━━ Records to use ━━

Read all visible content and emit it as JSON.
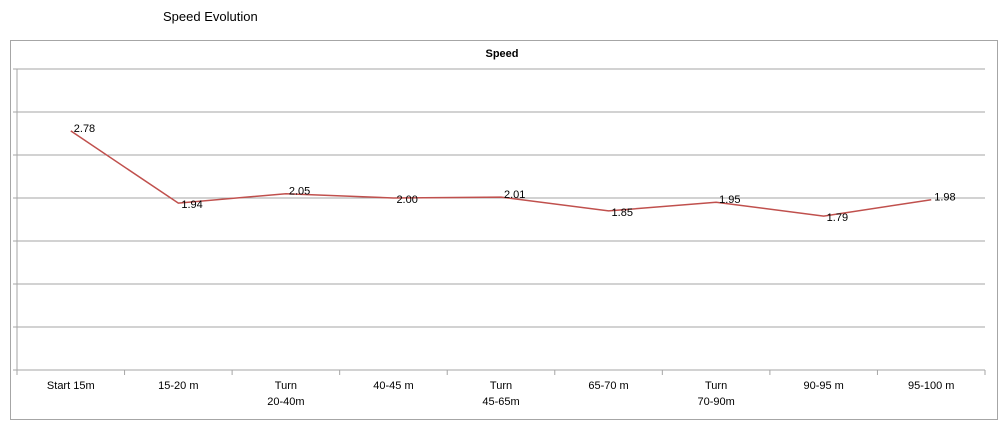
{
  "heading": "Speed Evolution",
  "chart_data": {
    "type": "line",
    "title": "Speed",
    "categories": [
      "Start 15m",
      "15-20 m",
      "Turn\n20-40m",
      "40-45 m",
      "Turn\n45-65m",
      "65-70 m",
      "Turn\n70-90m",
      "90-95 m",
      "95-100 m"
    ],
    "values": [
      2.78,
      1.94,
      2.05,
      2,
      2.01,
      1.85,
      1.95,
      1.79,
      1.98
    ],
    "value_labels": [
      "2.78",
      "1.94",
      "2.05",
      "2.00",
      "2.01",
      "1.85",
      "1.95",
      "1.79",
      "1.98"
    ],
    "color": "#c0504d",
    "ylim": [
      0,
      3.5
    ],
    "yticks": [
      0,
      0.5,
      1,
      1.5,
      2,
      2.5,
      3,
      3.5
    ],
    "grid": true,
    "show_ytick_labels": false
  }
}
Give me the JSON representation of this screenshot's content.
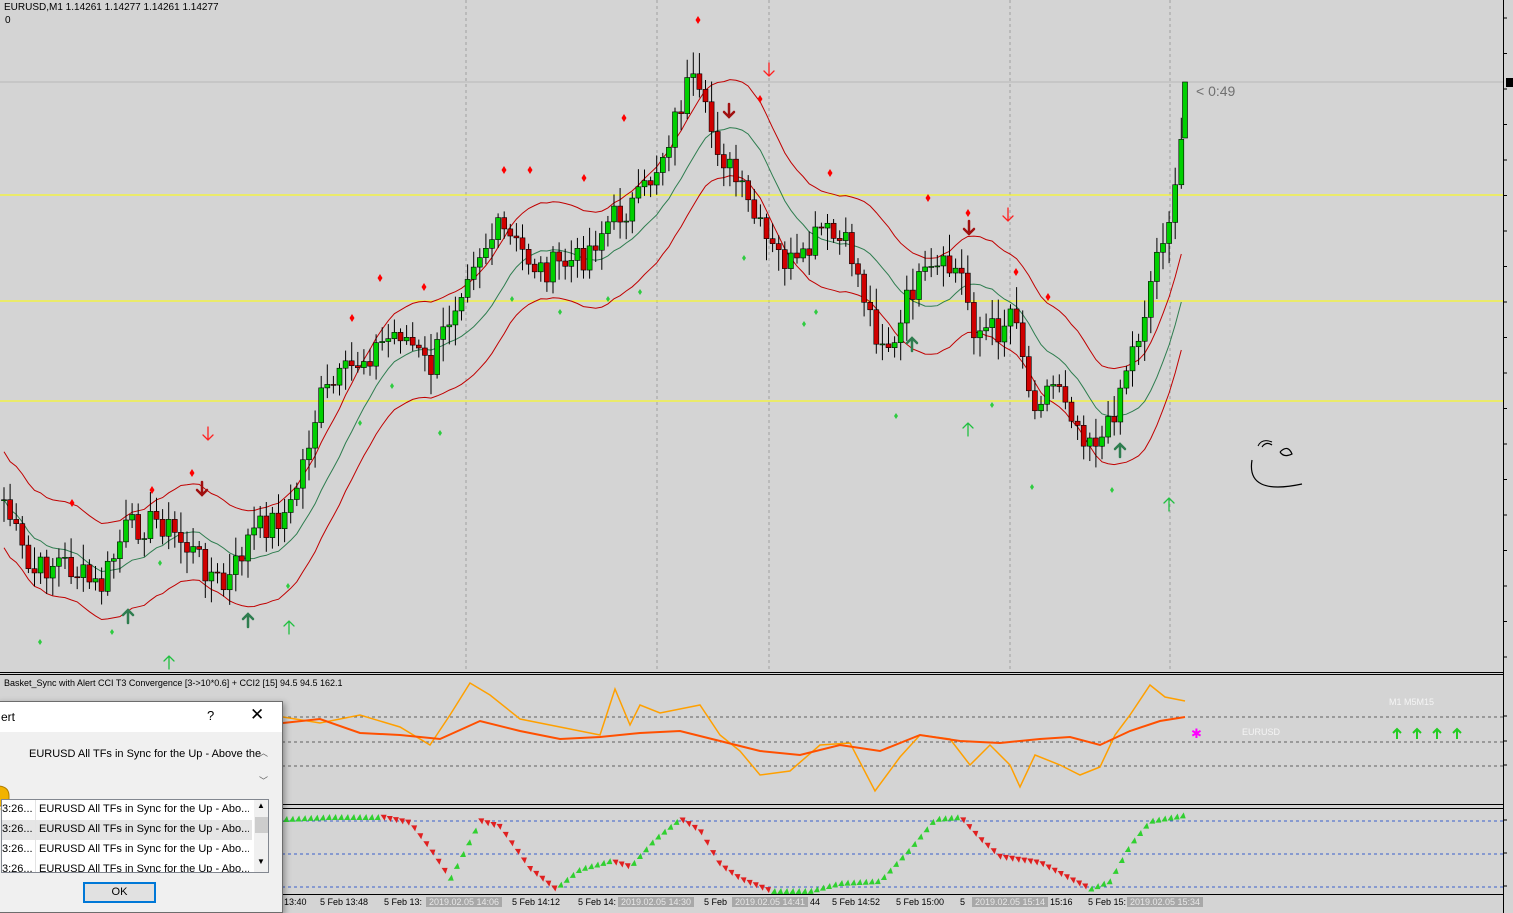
{
  "header": {
    "symbol_line": "EURUSD,M1  1.14261 1.14277 1.14261 1.14277",
    "sub_line": "0"
  },
  "countdown": "< 0:49",
  "indicator": {
    "label": "Basket_Sync with Alert  CCI T3 Convergence [3->10*0.6] + CCI2 [15] 94.5 94.5 162.1",
    "timeframes_label": "M1  M5M15",
    "symbol_label": "EURUSD"
  },
  "time_axis": [
    {
      "text": "13:40",
      "hl": false
    },
    {
      "text": "5 Feb 13:48",
      "hl": false
    },
    {
      "text": "5 Feb 13:",
      "hl": false
    },
    {
      "text": "2019.02.05 14:06",
      "hl": true
    },
    {
      "text": "5 Feb 14:12",
      "hl": false
    },
    {
      "text": "5 Feb 14:",
      "hl": false
    },
    {
      "text": "2019.02.05 14:30",
      "hl": true
    },
    {
      "text": "5 Feb",
      "hl": false
    },
    {
      "text": "2019.02.05 14:41",
      "hl": true
    },
    {
      "text": "44",
      "hl": false
    },
    {
      "text": "5 Feb 14:52",
      "hl": false
    },
    {
      "text": "5 Feb 15:00",
      "hl": false
    },
    {
      "text": "5",
      "hl": false
    },
    {
      "text": "2019.02.05 15:14",
      "hl": true
    },
    {
      "text": "15:16",
      "hl": false
    },
    {
      "text": "5 Feb 15:",
      "hl": false
    },
    {
      "text": "2019.02.05 15:34",
      "hl": true
    }
  ],
  "alert": {
    "title": "ert",
    "help": "?",
    "close": "✕",
    "message": "EURUSD All TFs in Sync for the Up - Above the",
    "rows": [
      {
        "time": "3:26...",
        "text": "EURUSD All TFs in Sync for the Up - Abo..."
      },
      {
        "time": "3:26...",
        "text": "EURUSD All TFs in Sync for the Up - Abo..."
      },
      {
        "time": "3:26...",
        "text": "EURUSD All TFs in Sync for the Up - Abo..."
      },
      {
        "time": "3:26...",
        "text": "EURUSD All TFs in Sync for the Up - Abo..."
      }
    ],
    "ok": "OK"
  },
  "colors": {
    "background": "#d4d4d4",
    "bull": "#00d000",
    "bear": "#d00000",
    "band": "#c00000",
    "ma": "#2e7d4f",
    "level": "#ffff00",
    "cci_fast": "#ffa000",
    "cci_slow": "#ff5000"
  }
}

━━━

Find every line that holds "content" and copy it.

Read all visible content and emit it as JSON.
Give me the JSON representation of this screenshot's content.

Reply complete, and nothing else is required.